Entries from a dataset
((

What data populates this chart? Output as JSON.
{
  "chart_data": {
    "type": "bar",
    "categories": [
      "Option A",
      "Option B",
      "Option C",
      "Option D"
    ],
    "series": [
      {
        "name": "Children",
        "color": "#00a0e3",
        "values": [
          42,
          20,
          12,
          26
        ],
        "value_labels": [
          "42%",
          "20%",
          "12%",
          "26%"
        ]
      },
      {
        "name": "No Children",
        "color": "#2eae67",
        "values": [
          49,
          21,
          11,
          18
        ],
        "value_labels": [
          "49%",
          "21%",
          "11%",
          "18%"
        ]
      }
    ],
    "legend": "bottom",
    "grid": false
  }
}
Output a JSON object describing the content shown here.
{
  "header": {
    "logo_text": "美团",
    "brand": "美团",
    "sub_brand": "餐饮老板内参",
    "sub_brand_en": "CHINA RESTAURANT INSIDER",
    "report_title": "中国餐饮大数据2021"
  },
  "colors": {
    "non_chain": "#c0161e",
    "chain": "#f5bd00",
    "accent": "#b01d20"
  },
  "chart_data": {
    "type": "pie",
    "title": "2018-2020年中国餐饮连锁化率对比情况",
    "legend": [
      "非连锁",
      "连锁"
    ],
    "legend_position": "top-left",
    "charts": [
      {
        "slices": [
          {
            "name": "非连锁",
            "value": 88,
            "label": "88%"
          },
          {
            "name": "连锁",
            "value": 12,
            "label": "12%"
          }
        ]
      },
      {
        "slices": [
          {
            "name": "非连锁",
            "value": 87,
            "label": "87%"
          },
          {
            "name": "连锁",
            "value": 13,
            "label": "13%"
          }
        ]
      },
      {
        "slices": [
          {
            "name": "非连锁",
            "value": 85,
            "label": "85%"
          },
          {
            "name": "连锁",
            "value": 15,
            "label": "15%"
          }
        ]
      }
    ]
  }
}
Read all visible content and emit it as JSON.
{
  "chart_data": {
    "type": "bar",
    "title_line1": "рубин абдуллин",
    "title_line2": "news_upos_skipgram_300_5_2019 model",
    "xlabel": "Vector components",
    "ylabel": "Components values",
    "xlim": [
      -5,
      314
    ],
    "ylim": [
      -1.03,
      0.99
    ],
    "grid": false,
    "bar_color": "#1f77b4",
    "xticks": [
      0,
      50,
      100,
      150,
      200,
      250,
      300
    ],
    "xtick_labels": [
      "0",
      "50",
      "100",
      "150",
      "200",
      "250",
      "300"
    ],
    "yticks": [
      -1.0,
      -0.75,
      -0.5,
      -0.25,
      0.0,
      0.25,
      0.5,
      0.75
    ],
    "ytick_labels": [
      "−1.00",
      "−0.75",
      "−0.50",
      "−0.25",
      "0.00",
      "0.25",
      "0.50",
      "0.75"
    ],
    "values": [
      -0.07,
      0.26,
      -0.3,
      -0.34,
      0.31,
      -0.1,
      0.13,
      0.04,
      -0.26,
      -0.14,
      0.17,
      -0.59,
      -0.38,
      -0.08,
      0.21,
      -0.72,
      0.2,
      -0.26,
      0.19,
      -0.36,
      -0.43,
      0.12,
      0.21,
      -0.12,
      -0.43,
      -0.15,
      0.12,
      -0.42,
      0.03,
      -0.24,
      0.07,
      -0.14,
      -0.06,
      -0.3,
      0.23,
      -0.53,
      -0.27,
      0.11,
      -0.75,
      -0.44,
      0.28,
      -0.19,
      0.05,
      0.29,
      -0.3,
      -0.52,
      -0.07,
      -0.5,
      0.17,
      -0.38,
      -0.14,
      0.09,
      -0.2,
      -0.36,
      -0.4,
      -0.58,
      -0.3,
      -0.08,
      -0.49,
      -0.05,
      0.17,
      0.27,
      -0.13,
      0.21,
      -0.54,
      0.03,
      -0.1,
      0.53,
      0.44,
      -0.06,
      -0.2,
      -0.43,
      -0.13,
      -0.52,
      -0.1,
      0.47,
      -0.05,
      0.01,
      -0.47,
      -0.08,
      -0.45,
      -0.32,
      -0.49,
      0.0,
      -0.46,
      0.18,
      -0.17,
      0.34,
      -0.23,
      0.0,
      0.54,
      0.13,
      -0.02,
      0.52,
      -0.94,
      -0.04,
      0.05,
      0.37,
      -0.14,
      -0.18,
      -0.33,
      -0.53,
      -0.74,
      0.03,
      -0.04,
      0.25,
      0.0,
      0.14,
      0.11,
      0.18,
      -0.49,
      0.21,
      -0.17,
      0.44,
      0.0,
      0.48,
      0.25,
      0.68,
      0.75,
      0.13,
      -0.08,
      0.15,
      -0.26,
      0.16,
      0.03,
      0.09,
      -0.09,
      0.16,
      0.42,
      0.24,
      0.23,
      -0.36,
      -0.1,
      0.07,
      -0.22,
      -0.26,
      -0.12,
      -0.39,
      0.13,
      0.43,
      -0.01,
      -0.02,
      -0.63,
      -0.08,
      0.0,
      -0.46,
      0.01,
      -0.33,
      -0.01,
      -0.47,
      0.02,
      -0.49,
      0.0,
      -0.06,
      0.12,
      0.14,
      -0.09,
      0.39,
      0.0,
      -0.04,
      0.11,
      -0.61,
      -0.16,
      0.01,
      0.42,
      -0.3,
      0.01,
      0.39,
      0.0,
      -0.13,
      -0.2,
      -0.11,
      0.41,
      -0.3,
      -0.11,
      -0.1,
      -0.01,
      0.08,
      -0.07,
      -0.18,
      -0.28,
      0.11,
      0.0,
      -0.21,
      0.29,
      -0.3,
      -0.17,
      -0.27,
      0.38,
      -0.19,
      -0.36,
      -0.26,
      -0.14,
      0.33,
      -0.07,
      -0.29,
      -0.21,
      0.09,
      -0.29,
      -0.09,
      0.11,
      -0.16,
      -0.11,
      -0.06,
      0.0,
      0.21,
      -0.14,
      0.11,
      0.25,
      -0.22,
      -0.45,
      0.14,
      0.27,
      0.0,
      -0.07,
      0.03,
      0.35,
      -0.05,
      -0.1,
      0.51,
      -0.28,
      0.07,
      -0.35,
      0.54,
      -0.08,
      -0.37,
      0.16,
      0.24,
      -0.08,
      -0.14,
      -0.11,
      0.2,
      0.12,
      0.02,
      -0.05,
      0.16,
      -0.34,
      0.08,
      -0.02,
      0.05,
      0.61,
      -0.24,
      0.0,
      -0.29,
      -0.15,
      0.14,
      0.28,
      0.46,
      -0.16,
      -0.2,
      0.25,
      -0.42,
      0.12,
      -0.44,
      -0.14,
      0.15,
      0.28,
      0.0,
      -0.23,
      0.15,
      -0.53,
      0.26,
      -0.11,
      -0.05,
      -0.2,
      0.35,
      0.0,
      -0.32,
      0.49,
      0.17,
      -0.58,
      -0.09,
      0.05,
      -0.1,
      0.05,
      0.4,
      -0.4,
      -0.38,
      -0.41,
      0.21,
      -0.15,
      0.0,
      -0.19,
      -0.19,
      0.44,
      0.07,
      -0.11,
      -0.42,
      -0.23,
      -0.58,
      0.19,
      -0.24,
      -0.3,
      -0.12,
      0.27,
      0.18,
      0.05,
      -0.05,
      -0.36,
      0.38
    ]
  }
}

))

**TASK**
Pull every line holding "content" out of the records.

**RESULT BELOW**
Output a JSON object describing the content shown here.
Read all visible content and emit it as JSON.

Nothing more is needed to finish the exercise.